- What the task requires
Can you write out all the lines word for word, with no pictures?

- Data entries
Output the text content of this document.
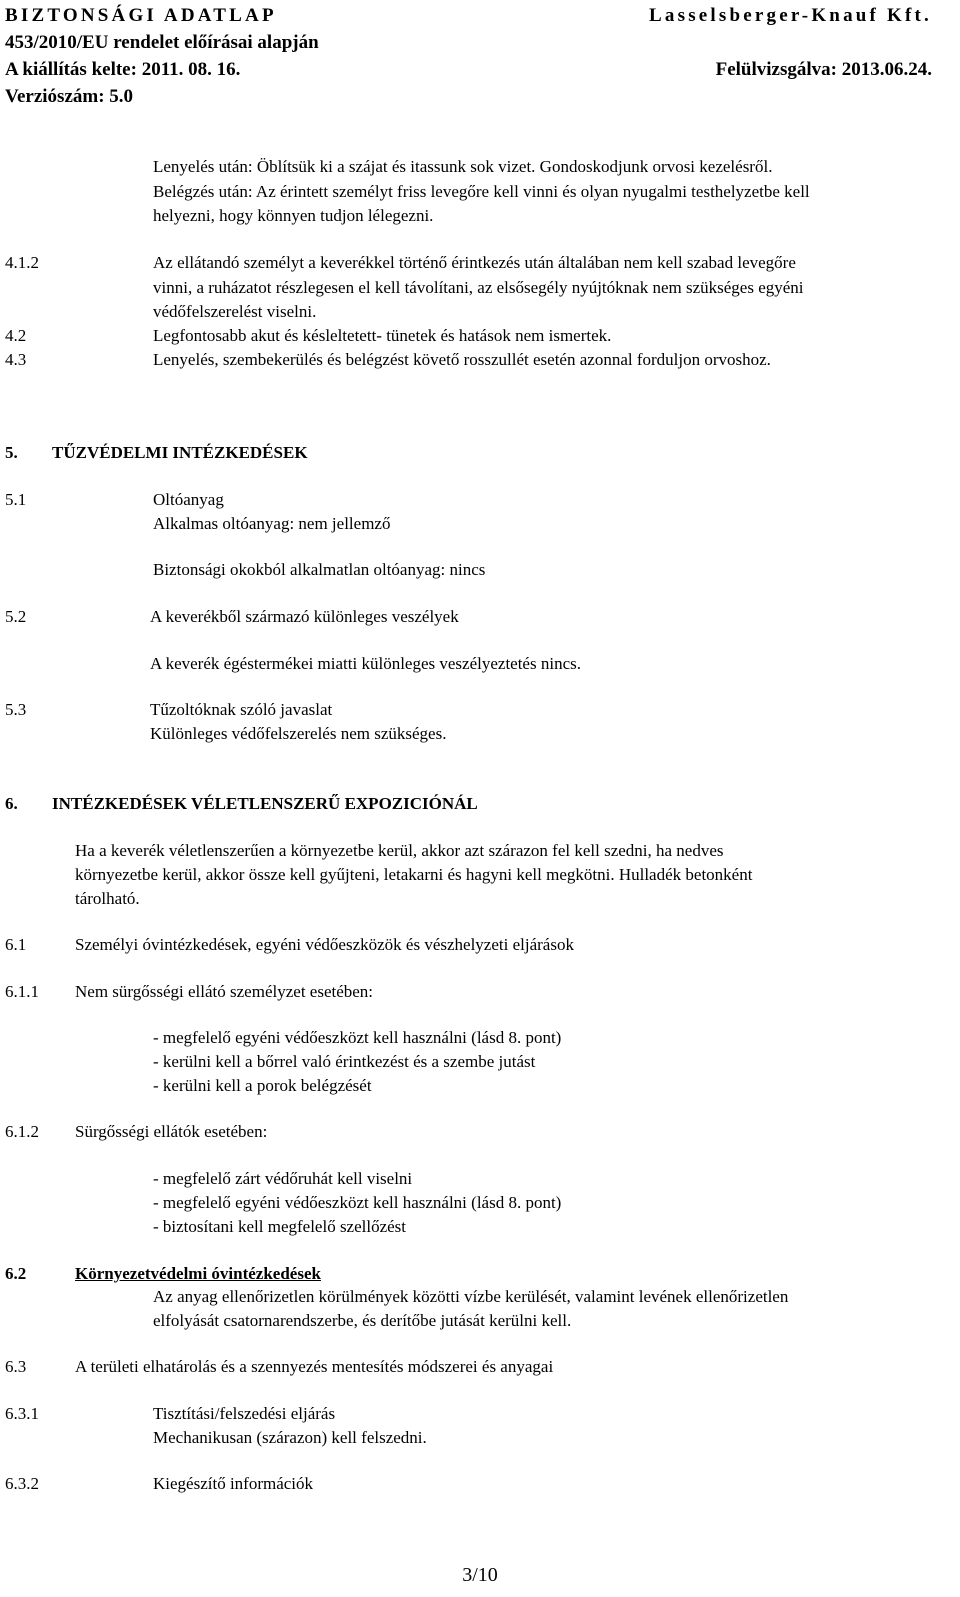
BIZTONSÁGI ADATLAP	Lasselsberger-Knauf Kft.
453/2010/EU rendelet előírásai alapján
A kiállítás kelte: 2011. 08. 16.	Felülvizsgálva: 2013.06.24.
Verziószám: 5.0
Lenyelés után: Öblítsük ki a szájat és itassunk sok vizet. Gondoskodjunk orvosi kezelésről.
Belégzés után: Az érintett személyt friss levegőre kell vinni és olyan nyugalmi testhelyzetbe kell
helyezni, hogy könnyen tudjon lélegezni.
4.1.2	Az ellátandó személyt a keverékkel történő érintkezés után általában nem kell szabad levegőre
vinni, a ruházatot részlegesen el kell távolítani, az elsősegély nyújtóknak nem szükséges egyéni
védőfelszerelést viselni.
4.2	Legfontosabb akut és késleltetett- tünetek és hatások nem ismertek.
4.3	Lenyelés, szembekerülés és belégzést követő rosszullét esetén azonnal forduljon orvoshoz.
5. TŰZVÉDELMI INTÉZKEDÉSEK
5.1	Oltóanyag
Alkalmas oltóanyag: nem jellemző
Biztonsági okokból alkalmatlan oltóanyag: nincs
5.2	A keverékből származó különleges veszélyek
A keverék égéstermékei miatti különleges veszélyeztetés nincs.
5.3	Tűzoltóknak szóló javaslat
Különleges védőfelszerelés nem szükséges.
6. INTÉZKEDÉSEK VÉLETLENSZERŰ EXPOZICIÓNÁL
Ha a keverék véletlenszerűen a környezetbe kerül, akkor azt szárazon fel kell szedni, ha nedves
környezetbe kerül, akkor össze kell gyűjteni, letakarni és hagyni kell megkötni. Hulladék betonként
tárolható.
6.1	Személyi óvintézkedések, egyéni védőeszközök és vészhelyzeti eljárások
6.1.1 Nem sürgősségi ellátó személyzet esetében:
- megfelelő egyéni védőeszközt kell használni (lásd 8. pont)
- kerülni kell a bőrrel való érintkezést és a szembe jutást
- kerülni kell a porok belégzését
6.1.2 Sürgősségi ellátók esetében:
- megfelelő zárt védőruhát kell viselni
- megfelelő egyéni védőeszközt kell használni (lásd 8. pont)
- biztosítani kell megfelelő szellőzést
6.2	Környezetvédelmi óvintézkedések
Az anyag ellenőrizetlen körülmények közötti vízbe kerülését, valamint levének ellenőrizetlen
elfolyását csatornarendszerbe, és derítőbe jutását kerülni kell.
6.3	A területi elhatárolás és a szennyezés mentesítés módszerei és anyagai
6.3.1	Tisztítási/felszedési eljárás
Mechanikusan (szárazon) kell felszedni.
6.3.2	Kiegészítő információk
3/10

- Task solution
Output the text content of this document.
BIZTONSÁGI ADATLAP	Lasselsberger-Knauf Kft.
453/2010/EU rendelet előírásai alapján
A kiállítás kelte: 2011. 08. 16.	Felülvizsgálva: 2013.06.24.
Verziószám: 5.0
Lenyelés után: Öblítsük ki a szájat és itassunk sok vizet. Gondoskodjunk orvosi kezelésről.
Belégzés után: Az érintett személyt friss levegőre kell vinni és olyan nyugalmi testhelyzetbe kell
helyezni, hogy könnyen tudjon lélegezni.
4.1.2	Az ellátandó személyt a keverékkel történő érintkezés után általában nem kell szabad levegőre
vinni, a ruházatot részlegesen el kell távolítani, az elsősegély nyújtóknak nem szükséges egyéni
védőfelszerelést viselni.
4.2	Legfontosabb akut és késleltetett- tünetek és hatások nem ismertek.
4.3	Lenyelés, szembekerülés és belégzést követő rosszullét esetén azonnal forduljon orvoshoz.
5. TŰZVÉDELMI INTÉZKEDÉSEK
5.1	Oltóanyag
Alkalmas oltóanyag: nem jellemző
Biztonsági okokból alkalmatlan oltóanyag: nincs
5.2	A keverékből származó különleges veszélyek
A keverék égéstermékei miatti különleges veszélyeztetés nincs.
5.3	Tűzoltóknak szóló javaslat
Különleges védőfelszerelés nem szükséges.
6. INTÉZKEDÉSEK VÉLETLENSZERŰ EXPOZICIÓNÁL
Ha a keverék véletlenszerűen a környezetbe kerül, akkor azt szárazon fel kell szedni, ha nedves
környezetbe kerül, akkor össze kell gyűjteni, letakarni és hagyni kell megkötni. Hulladék betonként
tárolható.
6.1	Személyi óvintézkedések, egyéni védőeszközök és vészhelyzeti eljárások
6.1.1 Nem sürgősségi ellátó személyzet esetében:
- megfelelő egyéni védőeszközt kell használni (lásd 8. pont)
- kerülni kell a bőrrel való érintkezést és a szembe jutást
- kerülni kell a porok belégzését
6.1.2 Sürgősségi ellátók esetében:
- megfelelő zárt védőruhát kell viselni
- megfelelő egyéni védőeszközt kell használni (lásd 8. pont)
- biztosítani kell megfelelő szellőzést
6.2	Környezetvédelmi óvintézkedések
Az anyag ellenőrizetlen körülmények közötti vízbe kerülését, valamint levének ellenőrizetlen
elfolyását csatornarendszerbe, és derítőbe jutását kerülni kell.
6.3	A területi elhatárolás és a szennyezés mentesítés módszerei és anyagai
6.3.1	Tisztítási/felszedési eljárás
Mechanikusan (szárazon) kell felszedni.
6.3.2	Kiegészítő információk
3/10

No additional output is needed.